• **What to work on**
Retype all of the data. Every line must match exactly.

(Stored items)
_ _ _ _ _ _ _

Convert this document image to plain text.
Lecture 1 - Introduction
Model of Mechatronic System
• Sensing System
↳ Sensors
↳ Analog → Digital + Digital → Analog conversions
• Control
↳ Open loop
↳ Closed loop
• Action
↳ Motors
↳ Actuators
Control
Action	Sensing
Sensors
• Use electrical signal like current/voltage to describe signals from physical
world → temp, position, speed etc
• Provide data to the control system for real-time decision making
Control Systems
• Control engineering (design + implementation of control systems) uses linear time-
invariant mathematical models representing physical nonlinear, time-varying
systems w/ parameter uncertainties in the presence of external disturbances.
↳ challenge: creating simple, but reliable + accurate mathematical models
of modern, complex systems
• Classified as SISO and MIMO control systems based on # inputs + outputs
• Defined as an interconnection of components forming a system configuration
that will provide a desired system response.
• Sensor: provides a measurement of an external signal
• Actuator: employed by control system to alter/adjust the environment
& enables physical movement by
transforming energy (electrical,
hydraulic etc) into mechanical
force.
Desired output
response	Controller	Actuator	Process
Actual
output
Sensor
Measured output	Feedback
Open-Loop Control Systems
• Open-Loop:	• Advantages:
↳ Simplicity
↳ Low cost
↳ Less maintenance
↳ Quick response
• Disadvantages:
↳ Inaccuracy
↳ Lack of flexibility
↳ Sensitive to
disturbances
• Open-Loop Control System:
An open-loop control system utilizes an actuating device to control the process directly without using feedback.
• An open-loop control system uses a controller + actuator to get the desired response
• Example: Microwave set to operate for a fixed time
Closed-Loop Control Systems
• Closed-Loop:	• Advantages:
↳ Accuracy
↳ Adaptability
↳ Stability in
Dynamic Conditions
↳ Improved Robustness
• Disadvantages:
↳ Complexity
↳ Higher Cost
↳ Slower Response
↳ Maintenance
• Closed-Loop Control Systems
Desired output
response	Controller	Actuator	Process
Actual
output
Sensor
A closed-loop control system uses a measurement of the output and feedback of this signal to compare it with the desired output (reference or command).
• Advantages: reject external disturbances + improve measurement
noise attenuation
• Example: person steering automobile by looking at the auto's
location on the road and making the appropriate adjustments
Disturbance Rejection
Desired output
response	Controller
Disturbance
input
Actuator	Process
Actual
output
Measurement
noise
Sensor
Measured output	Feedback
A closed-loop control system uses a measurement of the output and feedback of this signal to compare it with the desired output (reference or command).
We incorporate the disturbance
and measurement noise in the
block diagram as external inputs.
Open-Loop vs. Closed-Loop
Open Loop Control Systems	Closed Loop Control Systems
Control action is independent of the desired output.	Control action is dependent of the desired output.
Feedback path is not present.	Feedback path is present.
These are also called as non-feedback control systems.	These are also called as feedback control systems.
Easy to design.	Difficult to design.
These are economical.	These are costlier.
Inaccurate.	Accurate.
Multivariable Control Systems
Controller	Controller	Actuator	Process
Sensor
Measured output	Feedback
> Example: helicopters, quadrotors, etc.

_ _ _ _ _ _ _

• **Exercise solution**
Convert this document image to plain text.
Lecture 1 - Introduction
Model of Mechatronic System
• Sensing System
↳ Sensors
↳ Analog → Digital + Digital → Analog conversions
• Control
↳ Open loop
↳ Closed loop
• Action
↳ Motors
↳ Actuators
Control
Action	Sensing
Sensors
• Use electrical signal like current/voltage to describe signals from physical
world → temp, position, speed etc
• Provide data to the control system for real-time decision making
Control Systems
• Control engineering (design + implementation of control systems) uses linear time-
invariant mathematical models representing physical nonlinear, time-varying
systems w/ parameter uncertainties in the presence of external disturbances.
↳ challenge: creating simple, but reliable + accurate mathematical models
of modern, complex systems
• Classified as SISO and MIMO control systems based on # inputs + outputs
• Defined as an interconnection of components forming a system configuration
that will provide a desired system response.
• Sensor: provides a measurement of an external signal
• Actuator: employed by control system to alter/adjust the environment
& enables physical movement by
transforming energy (electrical,
hydraulic etc) into mechanical
force.
Desired output
response	Controller	Actuator	Process
Actual
output
Sensor
Measured output	Feedback
Open-Loop Control Systems
• Open-Loop:	• Advantages:
↳ Simplicity
↳ Low cost
↳ Less maintenance
↳ Quick response
• Disadvantages:
↳ Inaccuracy
↳ Lack of flexibility
↳ Sensitive to
disturbances
• Open-Loop Control System:
An open-loop control system utilizes an actuating device to control the process directly without using feedback.
• An open-loop control system uses a controller + actuator to get the desired response
• Example: Microwave set to operate for a fixed time
Closed-Loop Control Systems
• Closed-Loop:	• Advantages:
↳ Accuracy
↳ Adaptability
↳ Stability in
Dynamic Conditions
↳ Improved Robustness
• Disadvantages:
↳ Complexity
↳ Higher Cost
↳ Slower Response
↳ Maintenance
• Closed-Loop Control Systems
Desired output
response	Controller	Actuator	Process
Actual
output
Sensor
A closed-loop control system uses a measurement of the output and feedback of this signal to compare it with the desired output (reference or command).
• Advantages: reject external disturbances + improve measurement
noise attenuation
• Example: person steering automobile by looking at the auto's
location on the road and making the appropriate adjustments
Disturbance Rejection
Desired output
response	Controller
Disturbance
input
Actuator	Process
Actual
output
Measurement
noise
Sensor
Measured output	Feedback
A closed-loop control system uses a measurement of the output and feedback of this signal to compare it with the desired output (reference or command).
We incorporate the disturbance
and measurement noise in the
block diagram as external inputs.
Open-Loop vs. Closed-Loop
Open Loop Control Systems	Closed Loop Control Systems
Control action is independent of the desired output.	Control action is dependent of the desired output.
Feedback path is not present.	Feedback path is present.
These are also called as non-feedback control systems.	These are also called as feedback control systems.
Easy to design.	Difficult to design.
These are economical.	These are costlier.
Inaccurate.	Accurate.
Multivariable Control Systems
Controller	Controller	Actuator	Process
Sensor
Measured output	Feedback
> Example: helicopters, quadrotors, etc.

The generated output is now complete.